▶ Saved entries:
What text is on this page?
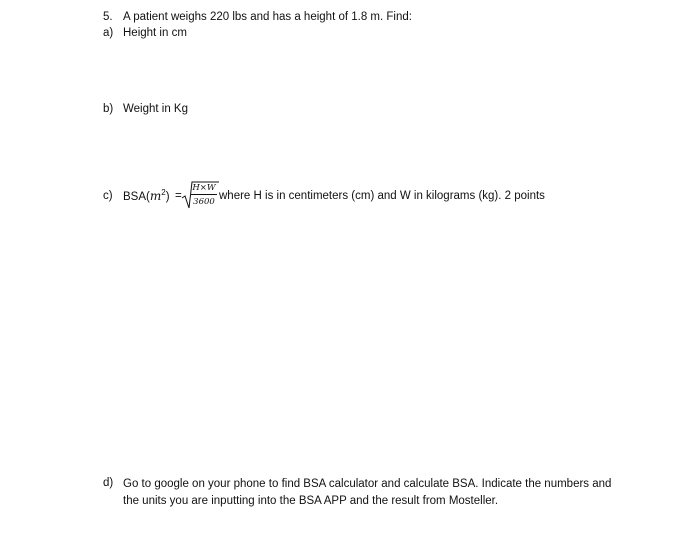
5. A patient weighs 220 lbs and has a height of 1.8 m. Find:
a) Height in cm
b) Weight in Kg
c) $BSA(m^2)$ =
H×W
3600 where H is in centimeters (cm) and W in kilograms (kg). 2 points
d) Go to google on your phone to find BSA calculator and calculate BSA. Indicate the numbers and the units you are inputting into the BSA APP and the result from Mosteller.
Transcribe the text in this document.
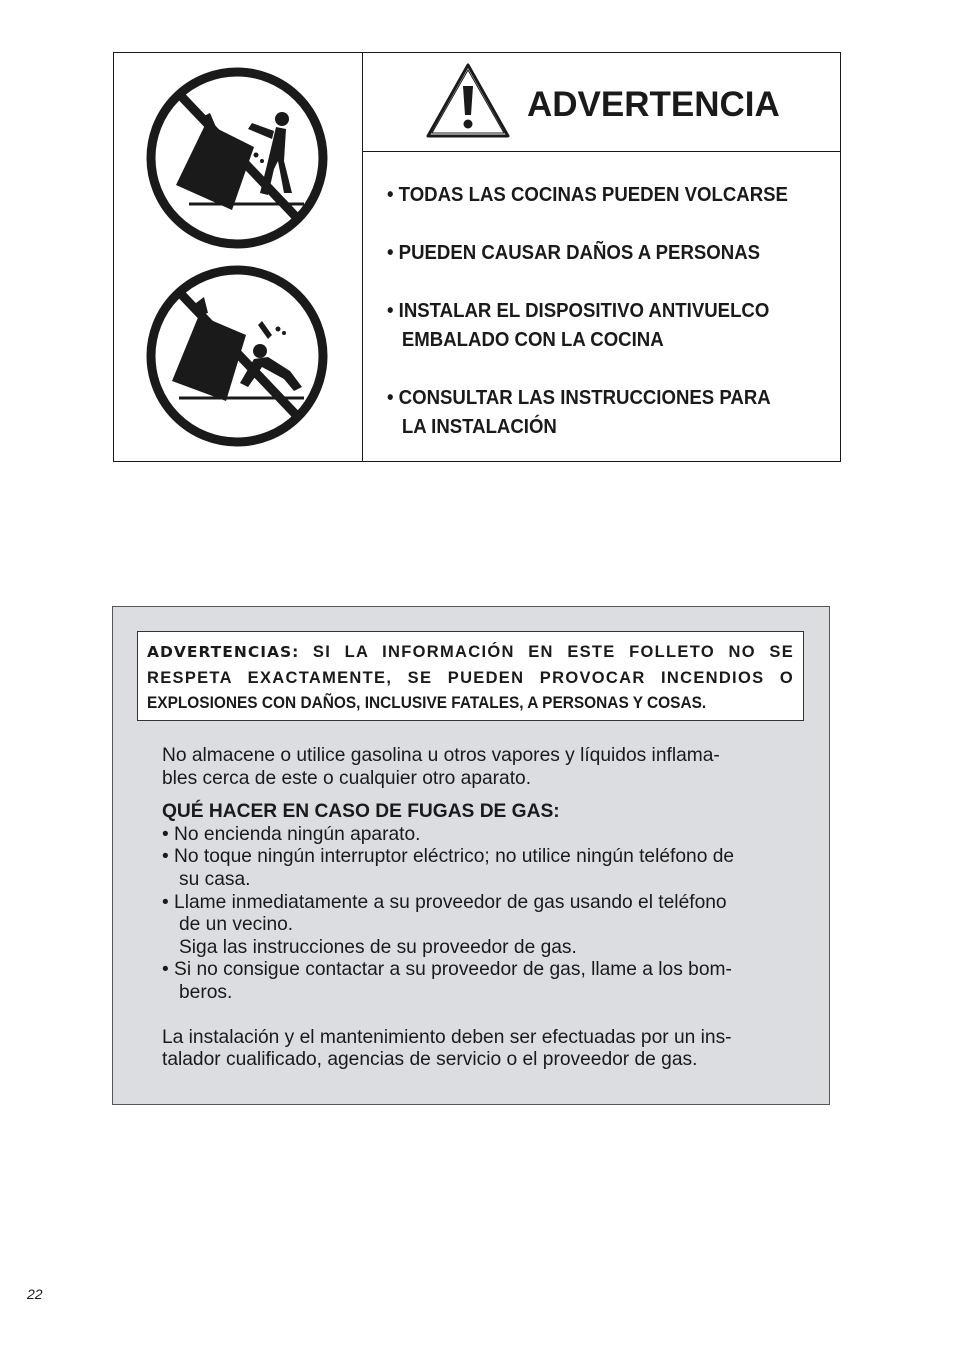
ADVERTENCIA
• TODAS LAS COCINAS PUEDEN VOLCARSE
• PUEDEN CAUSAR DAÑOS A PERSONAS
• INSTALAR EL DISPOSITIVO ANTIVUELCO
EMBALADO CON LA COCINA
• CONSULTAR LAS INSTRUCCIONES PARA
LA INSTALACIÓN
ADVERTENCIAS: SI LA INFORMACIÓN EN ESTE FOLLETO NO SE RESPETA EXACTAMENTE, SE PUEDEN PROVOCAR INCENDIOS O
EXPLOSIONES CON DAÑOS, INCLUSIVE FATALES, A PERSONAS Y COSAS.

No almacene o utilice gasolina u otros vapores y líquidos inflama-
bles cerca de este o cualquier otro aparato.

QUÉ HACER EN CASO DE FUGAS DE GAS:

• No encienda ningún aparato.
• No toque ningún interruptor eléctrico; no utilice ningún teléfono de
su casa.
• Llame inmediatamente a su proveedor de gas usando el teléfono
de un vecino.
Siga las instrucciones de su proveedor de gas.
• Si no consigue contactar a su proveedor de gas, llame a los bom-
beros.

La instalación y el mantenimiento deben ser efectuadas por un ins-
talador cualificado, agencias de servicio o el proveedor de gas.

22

▶ What the task asks:
Reproduce the data verbatim. Do not carry any picture into the copy.

▶ Answer to this problem:
What text is on this page?
5. A patient weighs 220 lbs and has a height of 1.8 m. Find:
a) Height in cm
b) Weight in Kg
c) $BSA(m^2)$ =
H×W
3600 where H is in centimeters (cm) and W in kilograms (kg). 2 points
d) Go to google on your phone to find BSA calculator and calculate BSA. Indicate the numbers and the units you are inputting into the BSA APP and the result from Mosteller.
Transcribe the text in this document.
ADVERTENCIA
• TODAS LAS COCINAS PUEDEN VOLCARSE
• PUEDEN CAUSAR DAÑOS A PERSONAS
• INSTALAR EL DISPOSITIVO ANTIVUELCO
EMBALADO CON LA COCINA
• CONSULTAR LAS INSTRUCCIONES PARA
LA INSTALACIÓN
ADVERTENCIAS: SI LA INFORMACIÓN EN ESTE FOLLETO NO SE RESPETA EXACTAMENTE, SE PUEDEN PROVOCAR INCENDIOS O
EXPLOSIONES CON DAÑOS, INCLUSIVE FATALES, A PERSONAS Y COSAS.

No almacene o utilice gasolina u otros vapores y líquidos inflama-
bles cerca de este o cualquier otro aparato.

QUÉ HACER EN CASO DE FUGAS DE GAS:

• No encienda ningún aparato.
• No toque ningún interruptor eléctrico; no utilice ningún teléfono de
su casa.
• Llame inmediatamente a su proveedor de gas usando el teléfono
de un vecino.
Siga las instrucciones de su proveedor de gas.
• Si no consigue contactar a su proveedor de gas, llame a los bom-
beros.

La instalación y el mantenimiento deben ser efectuadas por un ins-
talador cualificado, agencias de servicio o el proveedor de gas.

22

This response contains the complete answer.